→ READING TEXT:
* BEGIN *
In Education the problems with such codes are numerous:

1. There is a marked emphasis on obtaining data within legal limits concerning the efficacy of pedagogy and no attention to other aims of educators. In this they are out of date in not considering let alone providing guidance for providing education while conducting pedagogic research and exercising social responsibility.

2. They are issued in language which is quite general. The generality is associated with both ambiguity and vagueness and in need of interpretation in order to determine a meaning precise enough and relevant to particular situations.

3. They do not anticipate changes in practice and organizational patterns and leave the problem of how to resolve conflicts unanswered.

4. They do not acknowledge the underlying values upon which they rest. They give no insight into the basic ethical principles from which moral rules and guidance can be derived.

In examining the codes for various groups of researchers involved in education it is fairly easy to realize a number of problems exist with them:

1. Conflict with one another and even internally

2. The professional code often conflicts with the individual professionals own moral beliefs with no guidance for resolving the conflict

3. The codes do not cover all situations and dilemmas

4. The professional codes do not contain moral principles at all

Purpose of Oaths and Codes

As the "moral" codes or "ethical" codes of conduct for professional groups are not really ethical codes at all just what are they? They appear to be codes of conduct intended to produce a particular set of results.

·         They are intended to bind social groups together. They bring the professionals into a close knit group.

·         They express aims and aspirations of the group.

·         They promote integrity, dedication and principled behavior in accord with the goals and aims of the group.

The earliest of the codes are thus more oriented towards the group and not towards anyone served by the group. It is no surprise then that members of these groups feel a greater allegiance towards one another than to those whose interests they ostensibly are to serve.

As modern science and technology have drastically changed the nature of health care in the last one hundred years there has been a great need to reexamine the very nature and value of such codes.

In a number of ways the impact of technology has been to cause people to question the basic values involved with education. This questioning naturally leads to an examination of basic ethical principles.

Professional Codes of Conduct and Common Sense are insufficient to handle the problems that arise.

There are the problems of:

  • Application of the Codes to actual situations

  • Variety of codes from various professional organizations that have no order of priority

  • Vagueness of codes making it difficult to determine the precise meaning

  • Inconsistency, conflicting guidance in and between codes

  • Questionable morality of the codes , e.g., on privacy, exposure to risk, denial of autonomy

The Professional codes have more to do with etiquette, social and economic niceties and maintaining a monopoly than with morality.

Codes are not normative; they are anachronistic and are thus objectionable.  Codes and oaths establish a special relationship amongst those who take it that sets them apart from the general public.  It establishes a relationship of debt and obligation amongst the professionals.  Towards the recipients of their care the oath establishes a relationship of largess. There is the need for moral principles grounded in ethical theory and not in some form of social etiquette or set of voluntary arrangements.

Oaths and codes cannot take the place of ethical theory and principle as providing a foundation for moral decision making and action.

Therefore, there is the definite and pronounced need for ethical theory and guidance in applying ethical theory to specific moral dilemmas and problems. Such applications would reflect the most common and basic values of the society served by the institution of education.

What are some of the moral problems that arise for educators?  Many are listed immediately below and then are dealt with in subsequent chapters.
* END *
→ GIVEN PROBLEM: In the text on professional codes in education, what three things do the professional codes have more to do with than morality?

→ DATASET CONTENT:
* BEGIN *
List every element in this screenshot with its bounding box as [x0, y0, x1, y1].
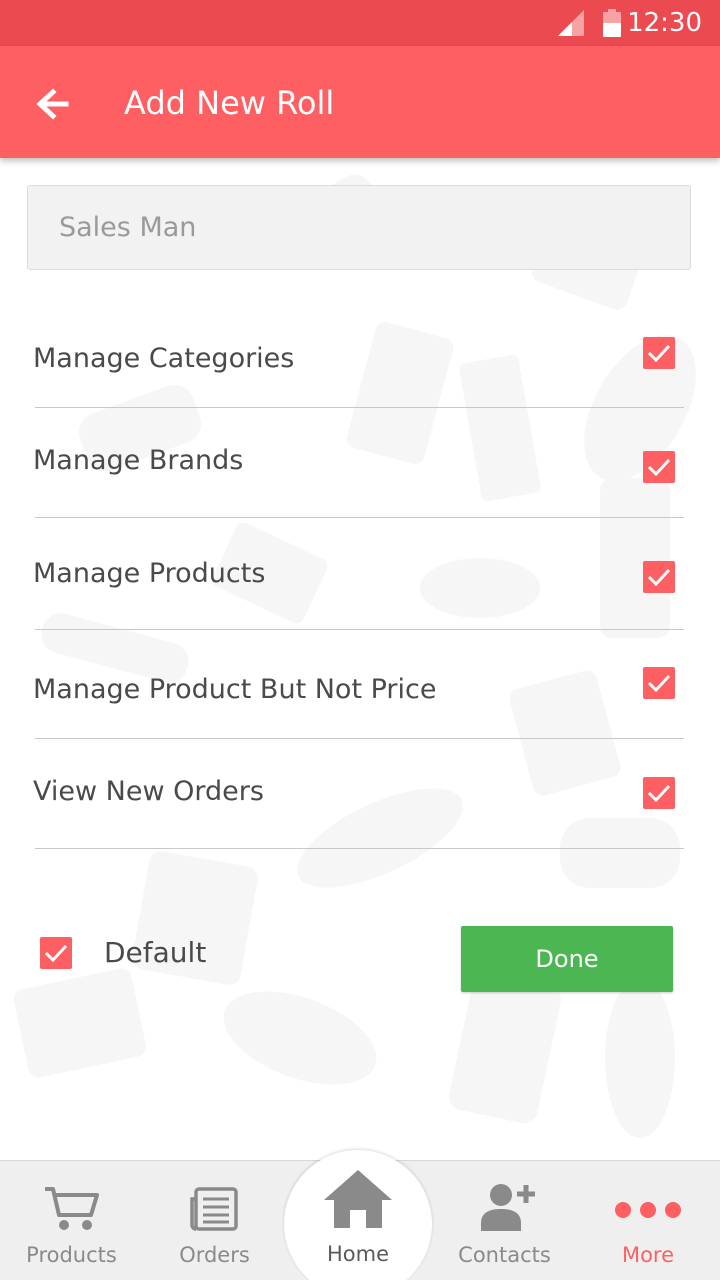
* END *
→ WORKED SOLUTION: Etiquette, social and economic niceties, and maintaining a monopoly.